_EXERCISE INSTRUCTIONS_
Copy out all of the material, matching it word for word.

Dataset items
start

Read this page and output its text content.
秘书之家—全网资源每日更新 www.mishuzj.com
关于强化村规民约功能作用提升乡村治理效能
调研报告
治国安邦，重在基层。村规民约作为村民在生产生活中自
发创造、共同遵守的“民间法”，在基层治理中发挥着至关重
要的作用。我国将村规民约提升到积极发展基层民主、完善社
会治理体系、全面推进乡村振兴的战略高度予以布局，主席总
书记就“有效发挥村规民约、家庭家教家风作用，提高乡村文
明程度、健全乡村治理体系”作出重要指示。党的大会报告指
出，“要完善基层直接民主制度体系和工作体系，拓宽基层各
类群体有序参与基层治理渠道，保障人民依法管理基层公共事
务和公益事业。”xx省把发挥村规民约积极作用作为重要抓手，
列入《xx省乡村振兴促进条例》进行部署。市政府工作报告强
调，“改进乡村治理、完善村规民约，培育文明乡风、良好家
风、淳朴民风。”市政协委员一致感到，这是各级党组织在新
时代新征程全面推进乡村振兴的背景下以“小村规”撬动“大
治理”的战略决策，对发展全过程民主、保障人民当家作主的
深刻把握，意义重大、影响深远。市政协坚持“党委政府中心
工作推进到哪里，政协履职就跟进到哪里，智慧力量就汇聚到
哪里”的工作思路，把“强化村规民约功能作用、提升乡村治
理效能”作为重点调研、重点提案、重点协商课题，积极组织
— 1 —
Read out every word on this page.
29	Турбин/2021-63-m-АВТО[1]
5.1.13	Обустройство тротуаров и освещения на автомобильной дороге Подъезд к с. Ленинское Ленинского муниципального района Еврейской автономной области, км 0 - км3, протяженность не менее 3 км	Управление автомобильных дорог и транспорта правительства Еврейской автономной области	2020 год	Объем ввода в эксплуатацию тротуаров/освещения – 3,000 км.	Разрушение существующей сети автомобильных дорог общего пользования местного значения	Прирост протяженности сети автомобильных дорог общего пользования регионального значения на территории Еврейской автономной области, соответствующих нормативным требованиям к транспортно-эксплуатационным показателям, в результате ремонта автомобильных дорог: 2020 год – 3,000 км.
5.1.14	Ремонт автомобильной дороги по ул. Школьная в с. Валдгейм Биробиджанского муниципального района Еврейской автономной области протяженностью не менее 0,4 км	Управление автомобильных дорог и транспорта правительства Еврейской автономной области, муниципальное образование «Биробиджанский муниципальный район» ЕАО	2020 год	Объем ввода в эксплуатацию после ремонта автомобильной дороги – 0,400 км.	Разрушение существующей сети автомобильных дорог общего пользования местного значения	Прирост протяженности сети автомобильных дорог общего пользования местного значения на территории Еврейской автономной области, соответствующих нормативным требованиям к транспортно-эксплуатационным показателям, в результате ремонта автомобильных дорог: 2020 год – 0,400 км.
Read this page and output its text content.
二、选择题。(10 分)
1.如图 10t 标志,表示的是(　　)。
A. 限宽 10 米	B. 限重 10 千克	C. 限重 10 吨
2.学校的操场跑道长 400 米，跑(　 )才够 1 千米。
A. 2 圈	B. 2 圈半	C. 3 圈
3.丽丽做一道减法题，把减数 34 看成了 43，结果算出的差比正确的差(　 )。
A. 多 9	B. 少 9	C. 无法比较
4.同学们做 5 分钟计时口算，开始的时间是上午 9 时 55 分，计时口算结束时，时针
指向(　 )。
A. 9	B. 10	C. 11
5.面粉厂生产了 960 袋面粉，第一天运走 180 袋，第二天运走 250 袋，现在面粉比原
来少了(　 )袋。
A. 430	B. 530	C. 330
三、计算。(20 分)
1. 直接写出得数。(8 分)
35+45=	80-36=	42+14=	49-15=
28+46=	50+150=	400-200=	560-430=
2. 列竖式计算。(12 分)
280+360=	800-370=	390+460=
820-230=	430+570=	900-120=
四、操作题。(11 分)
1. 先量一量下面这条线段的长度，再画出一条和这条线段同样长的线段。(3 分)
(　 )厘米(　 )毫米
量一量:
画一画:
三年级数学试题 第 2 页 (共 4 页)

end

_RESULT_
Read this page and output its text content.
秘书之家—全网资源每日更新 www.mishuzj.com
关于强化村规民约功能作用提升乡村治理效能
调研报告
治国安邦，重在基层。村规民约作为村民在生产生活中自
发创造、共同遵守的“民间法”，在基层治理中发挥着至关重
要的作用。我国将村规民约提升到积极发展基层民主、完善社
会治理体系、全面推进乡村振兴的战略高度予以布局，主席总
书记就“有效发挥村规民约、家庭家教家风作用，提高乡村文
明程度、健全乡村治理体系”作出重要指示。党的大会报告指
出，“要完善基层直接民主制度体系和工作体系，拓宽基层各
类群体有序参与基层治理渠道，保障人民依法管理基层公共事
务和公益事业。”xx省把发挥村规民约积极作用作为重要抓手，
列入《xx省乡村振兴促进条例》进行部署。市政府工作报告强
调，“改进乡村治理、完善村规民约，培育文明乡风、良好家
风、淳朴民风。”市政协委员一致感到，这是各级党组织在新
时代新征程全面推进乡村振兴的背景下以“小村规”撬动“大
治理”的战略决策，对发展全过程民主、保障人民当家作主的
深刻把握，意义重大、影响深远。市政协坚持“党委政府中心
工作推进到哪里，政协履职就跟进到哪里，智慧力量就汇聚到
哪里”的工作思路，把“强化村规民约功能作用、提升乡村治
理效能”作为重点调研、重点提案、重点协商课题，积极组织
— 1 —
Read out every word on this page.
29	Турбин/2021-63-m-АВТО[1]
5.1.13	Обустройство тротуаров и освещения на автомобильной дороге Подъезд к с. Ленинское Ленинского муниципального района Еврейской автономной области, км 0 - км3, протяженность не менее 3 км	Управление автомобильных дорог и транспорта правительства Еврейской автономной области	2020 год	Объем ввода в эксплуатацию тротуаров/освещения – 3,000 км.	Разрушение существующей сети автомобильных дорог общего пользования местного значения	Прирост протяженности сети автомобильных дорог общего пользования регионального значения на территории Еврейской автономной области, соответствующих нормативным требованиям к транспортно-эксплуатационным показателям, в результате ремонта автомобильных дорог: 2020 год – 3,000 км.
5.1.14	Ремонт автомобильной дороги по ул. Школьная в с. Валдгейм Биробиджанского муниципального района Еврейской автономной области протяженностью не менее 0,4 км	Управление автомобильных дорог и транспорта правительства Еврейской автономной области, муниципальное образование «Биробиджанский муниципальный район» ЕАО	2020 год	Объем ввода в эксплуатацию после ремонта автомобильной дороги – 0,400 км.	Разрушение существующей сети автомобильных дорог общего пользования местного значения	Прирост протяженности сети автомобильных дорог общего пользования местного значения на территории Еврейской автономной области, соответствующих нормативным требованиям к транспортно-эксплуатационным показателям, в результате ремонта автомобильных дорог: 2020 год – 0,400 км.
Read this page and output its text content.
二、选择题。(10 分)
1.如图 10t 标志,表示的是(　　)。
A. 限宽 10 米	B. 限重 10 千克	C. 限重 10 吨
2.学校的操场跑道长 400 米，跑(　 )才够 1 千米。
A. 2 圈	B. 2 圈半	C. 3 圈
3.丽丽做一道减法题，把减数 34 看成了 43，结果算出的差比正确的差(　 )。
A. 多 9	B. 少 9	C. 无法比较
4.同学们做 5 分钟计时口算，开始的时间是上午 9 时 55 分，计时口算结束时，时针
指向(　 )。
A. 9	B. 10	C. 11
5.面粉厂生产了 960 袋面粉，第一天运走 180 袋，第二天运走 250 袋，现在面粉比原
来少了(　 )袋。
A. 430	B. 530	C. 330
三、计算。(20 分)
1. 直接写出得数。(8 分)
35+45=	80-36=	42+14=	49-15=
28+46=	50+150=	400-200=	560-430=
2. 列竖式计算。(12 分)
280+360=	800-370=	390+460=
820-230=	430+570=	900-120=
四、操作题。(11 分)
1. 先量一量下面这条线段的长度，再画出一条和这条线段同样长的线段。(3 分)
(　 )厘米(　 )毫米
量一量:
画一画:
三年级数学试题 第 2 页 (共 4 页)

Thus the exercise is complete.